__Work to be completed__
In how many lines does the string "JSON" appear? Answer with the number only.

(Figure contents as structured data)

------

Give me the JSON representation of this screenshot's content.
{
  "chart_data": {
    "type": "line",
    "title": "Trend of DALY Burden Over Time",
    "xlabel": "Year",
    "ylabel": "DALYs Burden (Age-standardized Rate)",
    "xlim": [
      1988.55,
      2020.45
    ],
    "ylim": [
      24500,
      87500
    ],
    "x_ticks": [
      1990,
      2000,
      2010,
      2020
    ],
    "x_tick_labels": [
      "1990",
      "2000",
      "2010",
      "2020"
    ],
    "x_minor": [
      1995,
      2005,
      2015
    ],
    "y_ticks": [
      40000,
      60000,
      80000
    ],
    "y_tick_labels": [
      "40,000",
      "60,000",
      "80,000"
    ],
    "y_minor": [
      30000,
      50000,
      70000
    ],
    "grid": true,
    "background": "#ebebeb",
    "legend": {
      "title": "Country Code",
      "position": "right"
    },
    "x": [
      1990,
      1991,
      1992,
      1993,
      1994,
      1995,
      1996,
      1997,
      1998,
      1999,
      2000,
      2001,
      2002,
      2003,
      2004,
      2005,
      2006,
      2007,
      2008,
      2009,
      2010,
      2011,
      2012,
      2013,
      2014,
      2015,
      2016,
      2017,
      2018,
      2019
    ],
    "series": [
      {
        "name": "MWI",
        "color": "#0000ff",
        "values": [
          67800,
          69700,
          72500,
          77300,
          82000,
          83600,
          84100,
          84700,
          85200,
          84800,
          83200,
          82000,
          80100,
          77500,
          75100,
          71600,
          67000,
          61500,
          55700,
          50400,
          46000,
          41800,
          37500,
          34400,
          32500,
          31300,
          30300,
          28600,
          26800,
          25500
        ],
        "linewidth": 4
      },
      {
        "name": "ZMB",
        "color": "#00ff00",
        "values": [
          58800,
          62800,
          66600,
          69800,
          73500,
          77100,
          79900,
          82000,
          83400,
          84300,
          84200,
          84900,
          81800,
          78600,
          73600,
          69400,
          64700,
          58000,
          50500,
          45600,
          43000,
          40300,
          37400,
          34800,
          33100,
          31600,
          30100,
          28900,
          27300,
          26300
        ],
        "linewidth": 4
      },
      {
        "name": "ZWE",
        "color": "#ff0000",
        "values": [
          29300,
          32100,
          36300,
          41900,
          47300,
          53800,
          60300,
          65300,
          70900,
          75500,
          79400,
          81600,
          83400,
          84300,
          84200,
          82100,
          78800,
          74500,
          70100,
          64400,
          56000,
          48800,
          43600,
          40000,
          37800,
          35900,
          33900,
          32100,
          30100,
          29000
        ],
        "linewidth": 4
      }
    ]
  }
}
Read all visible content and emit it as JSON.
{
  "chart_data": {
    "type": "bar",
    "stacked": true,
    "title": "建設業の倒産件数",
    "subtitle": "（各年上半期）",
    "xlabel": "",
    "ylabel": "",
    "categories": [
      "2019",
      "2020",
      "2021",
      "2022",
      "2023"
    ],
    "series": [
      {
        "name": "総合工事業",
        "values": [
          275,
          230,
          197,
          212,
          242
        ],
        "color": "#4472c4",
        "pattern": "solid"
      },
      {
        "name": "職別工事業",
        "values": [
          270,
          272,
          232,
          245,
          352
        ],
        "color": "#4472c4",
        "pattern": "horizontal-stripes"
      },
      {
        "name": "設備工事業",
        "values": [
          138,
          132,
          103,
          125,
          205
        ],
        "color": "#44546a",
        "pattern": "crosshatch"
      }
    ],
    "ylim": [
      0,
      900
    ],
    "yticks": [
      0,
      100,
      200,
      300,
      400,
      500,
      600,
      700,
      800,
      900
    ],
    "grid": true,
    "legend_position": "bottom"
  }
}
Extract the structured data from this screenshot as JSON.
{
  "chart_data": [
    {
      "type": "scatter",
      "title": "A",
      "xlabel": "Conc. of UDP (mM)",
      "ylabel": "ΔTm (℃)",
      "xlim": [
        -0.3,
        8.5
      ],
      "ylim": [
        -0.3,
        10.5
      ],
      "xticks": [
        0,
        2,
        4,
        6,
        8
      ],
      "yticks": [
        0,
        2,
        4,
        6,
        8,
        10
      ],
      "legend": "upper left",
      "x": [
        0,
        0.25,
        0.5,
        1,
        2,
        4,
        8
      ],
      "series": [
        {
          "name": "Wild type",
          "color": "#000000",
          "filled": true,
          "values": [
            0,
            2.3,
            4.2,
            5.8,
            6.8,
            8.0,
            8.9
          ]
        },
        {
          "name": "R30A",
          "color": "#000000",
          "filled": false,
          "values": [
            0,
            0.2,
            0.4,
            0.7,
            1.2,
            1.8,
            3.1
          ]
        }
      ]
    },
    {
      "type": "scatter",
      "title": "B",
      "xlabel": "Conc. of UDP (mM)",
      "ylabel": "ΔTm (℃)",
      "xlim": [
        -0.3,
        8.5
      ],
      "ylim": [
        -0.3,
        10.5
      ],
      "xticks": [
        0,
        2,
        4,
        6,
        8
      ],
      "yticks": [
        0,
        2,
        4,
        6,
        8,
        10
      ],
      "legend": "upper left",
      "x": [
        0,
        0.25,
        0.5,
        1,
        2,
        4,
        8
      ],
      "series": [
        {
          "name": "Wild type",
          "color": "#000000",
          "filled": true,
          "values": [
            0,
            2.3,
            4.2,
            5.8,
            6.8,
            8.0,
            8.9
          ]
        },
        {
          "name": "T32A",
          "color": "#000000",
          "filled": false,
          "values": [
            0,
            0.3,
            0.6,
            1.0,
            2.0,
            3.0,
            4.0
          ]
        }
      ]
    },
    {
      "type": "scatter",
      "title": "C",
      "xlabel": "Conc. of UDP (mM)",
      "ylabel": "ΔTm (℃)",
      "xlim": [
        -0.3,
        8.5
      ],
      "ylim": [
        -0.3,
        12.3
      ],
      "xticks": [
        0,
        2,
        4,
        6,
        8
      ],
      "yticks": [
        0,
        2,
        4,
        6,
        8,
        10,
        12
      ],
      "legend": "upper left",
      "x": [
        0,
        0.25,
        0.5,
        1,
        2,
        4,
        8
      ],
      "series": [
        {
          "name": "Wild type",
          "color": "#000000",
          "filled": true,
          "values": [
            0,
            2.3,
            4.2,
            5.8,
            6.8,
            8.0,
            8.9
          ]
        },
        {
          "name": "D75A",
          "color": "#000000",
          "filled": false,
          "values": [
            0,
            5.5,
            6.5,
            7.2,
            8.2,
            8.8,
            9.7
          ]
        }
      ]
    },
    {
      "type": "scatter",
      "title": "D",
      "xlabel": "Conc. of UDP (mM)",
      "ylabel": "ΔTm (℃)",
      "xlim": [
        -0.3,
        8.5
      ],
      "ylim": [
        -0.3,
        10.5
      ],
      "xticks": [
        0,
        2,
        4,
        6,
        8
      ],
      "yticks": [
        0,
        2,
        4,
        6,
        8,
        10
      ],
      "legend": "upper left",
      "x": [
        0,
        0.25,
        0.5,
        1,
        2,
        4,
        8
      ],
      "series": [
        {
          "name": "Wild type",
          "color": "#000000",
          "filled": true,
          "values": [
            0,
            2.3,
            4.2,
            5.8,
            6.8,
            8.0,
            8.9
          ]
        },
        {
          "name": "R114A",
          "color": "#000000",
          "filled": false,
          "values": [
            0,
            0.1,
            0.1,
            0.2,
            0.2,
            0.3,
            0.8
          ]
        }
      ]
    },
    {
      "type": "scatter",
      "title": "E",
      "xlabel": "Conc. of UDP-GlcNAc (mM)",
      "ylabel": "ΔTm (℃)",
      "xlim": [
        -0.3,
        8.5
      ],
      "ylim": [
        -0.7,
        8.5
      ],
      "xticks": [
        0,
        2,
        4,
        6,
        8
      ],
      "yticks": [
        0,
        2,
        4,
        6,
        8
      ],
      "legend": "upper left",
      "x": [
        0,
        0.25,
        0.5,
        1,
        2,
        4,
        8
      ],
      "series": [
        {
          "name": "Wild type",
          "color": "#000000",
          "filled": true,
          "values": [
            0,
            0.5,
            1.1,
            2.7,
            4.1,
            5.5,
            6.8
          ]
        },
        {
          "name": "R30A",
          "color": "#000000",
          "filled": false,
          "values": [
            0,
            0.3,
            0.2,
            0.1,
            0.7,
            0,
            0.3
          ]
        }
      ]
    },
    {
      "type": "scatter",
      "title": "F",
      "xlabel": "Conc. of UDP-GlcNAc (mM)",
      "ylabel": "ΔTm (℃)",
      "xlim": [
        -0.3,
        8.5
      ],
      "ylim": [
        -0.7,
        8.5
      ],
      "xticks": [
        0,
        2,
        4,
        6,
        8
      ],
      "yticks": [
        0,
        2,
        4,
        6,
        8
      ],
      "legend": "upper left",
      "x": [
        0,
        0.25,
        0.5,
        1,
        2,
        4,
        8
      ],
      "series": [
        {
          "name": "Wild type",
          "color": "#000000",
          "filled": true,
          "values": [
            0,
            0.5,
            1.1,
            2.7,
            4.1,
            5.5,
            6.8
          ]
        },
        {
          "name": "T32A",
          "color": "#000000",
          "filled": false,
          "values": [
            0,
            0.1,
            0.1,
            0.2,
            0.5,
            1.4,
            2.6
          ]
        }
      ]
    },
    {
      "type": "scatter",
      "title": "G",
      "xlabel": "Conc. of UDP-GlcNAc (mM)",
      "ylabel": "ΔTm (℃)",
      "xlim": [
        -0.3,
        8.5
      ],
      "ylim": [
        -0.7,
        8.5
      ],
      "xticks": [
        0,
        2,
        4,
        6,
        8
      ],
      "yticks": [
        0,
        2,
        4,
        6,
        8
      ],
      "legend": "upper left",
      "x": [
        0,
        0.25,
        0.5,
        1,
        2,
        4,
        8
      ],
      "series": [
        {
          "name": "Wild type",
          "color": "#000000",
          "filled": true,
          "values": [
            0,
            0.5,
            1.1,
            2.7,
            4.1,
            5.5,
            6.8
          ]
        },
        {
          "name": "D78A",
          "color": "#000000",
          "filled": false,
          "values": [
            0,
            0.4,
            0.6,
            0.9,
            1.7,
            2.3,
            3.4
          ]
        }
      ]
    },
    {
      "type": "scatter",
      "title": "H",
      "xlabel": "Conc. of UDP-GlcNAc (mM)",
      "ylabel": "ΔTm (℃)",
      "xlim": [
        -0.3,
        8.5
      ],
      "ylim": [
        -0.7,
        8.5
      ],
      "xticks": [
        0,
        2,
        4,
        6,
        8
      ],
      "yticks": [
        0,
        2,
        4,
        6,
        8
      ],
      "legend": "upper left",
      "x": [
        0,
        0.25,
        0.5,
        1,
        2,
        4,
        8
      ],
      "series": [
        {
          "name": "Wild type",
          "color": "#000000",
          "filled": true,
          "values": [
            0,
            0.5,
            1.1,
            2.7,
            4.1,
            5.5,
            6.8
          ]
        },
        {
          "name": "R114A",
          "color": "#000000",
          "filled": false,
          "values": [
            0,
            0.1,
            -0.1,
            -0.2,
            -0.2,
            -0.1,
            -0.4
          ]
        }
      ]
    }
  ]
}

------

__Response__
3